Which lines in the records below contain the word "Gene"? Return each of them.

Records for processing: Begin

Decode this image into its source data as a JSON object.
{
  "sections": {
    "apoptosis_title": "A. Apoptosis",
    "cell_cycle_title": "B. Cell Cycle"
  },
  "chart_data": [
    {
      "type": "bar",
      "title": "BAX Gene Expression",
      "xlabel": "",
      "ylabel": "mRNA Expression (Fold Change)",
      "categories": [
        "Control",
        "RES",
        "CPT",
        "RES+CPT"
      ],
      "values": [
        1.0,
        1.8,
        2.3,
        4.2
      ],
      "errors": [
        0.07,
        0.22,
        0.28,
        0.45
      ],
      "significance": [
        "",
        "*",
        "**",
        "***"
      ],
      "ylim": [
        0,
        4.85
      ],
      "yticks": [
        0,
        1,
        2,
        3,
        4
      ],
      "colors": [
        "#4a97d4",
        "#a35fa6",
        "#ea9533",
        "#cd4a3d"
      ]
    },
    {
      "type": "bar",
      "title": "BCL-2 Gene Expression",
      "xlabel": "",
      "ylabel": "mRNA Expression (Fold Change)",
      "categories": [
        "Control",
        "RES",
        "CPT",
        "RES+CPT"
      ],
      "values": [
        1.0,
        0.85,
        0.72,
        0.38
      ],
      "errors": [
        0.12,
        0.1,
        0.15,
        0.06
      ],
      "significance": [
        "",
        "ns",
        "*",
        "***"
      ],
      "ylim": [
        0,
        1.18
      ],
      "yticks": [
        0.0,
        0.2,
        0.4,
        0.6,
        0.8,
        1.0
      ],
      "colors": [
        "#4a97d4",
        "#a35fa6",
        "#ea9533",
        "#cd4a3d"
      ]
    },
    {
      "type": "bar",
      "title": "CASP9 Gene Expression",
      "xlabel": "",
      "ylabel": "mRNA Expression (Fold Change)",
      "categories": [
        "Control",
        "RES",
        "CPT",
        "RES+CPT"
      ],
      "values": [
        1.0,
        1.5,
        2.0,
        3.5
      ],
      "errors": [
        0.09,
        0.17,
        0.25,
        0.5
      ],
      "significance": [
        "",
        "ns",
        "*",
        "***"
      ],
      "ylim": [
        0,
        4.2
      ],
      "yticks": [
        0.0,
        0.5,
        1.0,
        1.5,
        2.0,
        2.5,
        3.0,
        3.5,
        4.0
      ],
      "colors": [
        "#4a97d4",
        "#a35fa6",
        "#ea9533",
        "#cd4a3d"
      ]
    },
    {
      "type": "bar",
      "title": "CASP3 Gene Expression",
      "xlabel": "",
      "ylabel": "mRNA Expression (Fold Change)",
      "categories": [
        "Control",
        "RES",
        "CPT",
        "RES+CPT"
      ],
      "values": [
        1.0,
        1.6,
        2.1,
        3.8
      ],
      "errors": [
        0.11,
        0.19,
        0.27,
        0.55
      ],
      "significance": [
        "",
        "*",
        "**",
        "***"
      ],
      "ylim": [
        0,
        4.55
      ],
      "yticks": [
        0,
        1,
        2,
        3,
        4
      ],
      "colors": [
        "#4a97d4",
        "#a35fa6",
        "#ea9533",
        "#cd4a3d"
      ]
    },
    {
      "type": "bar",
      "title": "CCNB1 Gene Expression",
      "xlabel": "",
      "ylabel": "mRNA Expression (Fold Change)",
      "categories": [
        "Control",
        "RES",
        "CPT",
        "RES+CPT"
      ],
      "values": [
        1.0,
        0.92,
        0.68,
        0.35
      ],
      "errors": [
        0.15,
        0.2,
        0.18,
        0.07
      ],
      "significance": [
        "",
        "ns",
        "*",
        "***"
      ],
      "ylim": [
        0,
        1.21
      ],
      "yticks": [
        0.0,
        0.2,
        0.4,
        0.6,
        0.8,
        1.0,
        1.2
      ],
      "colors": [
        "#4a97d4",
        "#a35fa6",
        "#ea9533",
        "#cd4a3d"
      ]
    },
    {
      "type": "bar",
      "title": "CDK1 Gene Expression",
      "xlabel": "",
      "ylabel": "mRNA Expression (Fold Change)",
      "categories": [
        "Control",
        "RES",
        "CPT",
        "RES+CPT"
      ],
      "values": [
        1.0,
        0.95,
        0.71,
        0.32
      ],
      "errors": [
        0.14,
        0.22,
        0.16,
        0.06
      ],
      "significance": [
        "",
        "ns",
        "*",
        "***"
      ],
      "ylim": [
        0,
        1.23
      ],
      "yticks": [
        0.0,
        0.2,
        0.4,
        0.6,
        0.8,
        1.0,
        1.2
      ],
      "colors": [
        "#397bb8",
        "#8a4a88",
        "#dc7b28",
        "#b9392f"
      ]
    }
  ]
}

Records for processing: End

Task solution »
      "title": "BAX Gene Expression",
      "title": "BCL-2 Gene Expression",
      "title": "CASP9 Gene Expression",
      "title": "CASP3 Gene Expression",
      "title": "CCNB1 Gene Expression",
      "title": "CDK1 Gene Expression",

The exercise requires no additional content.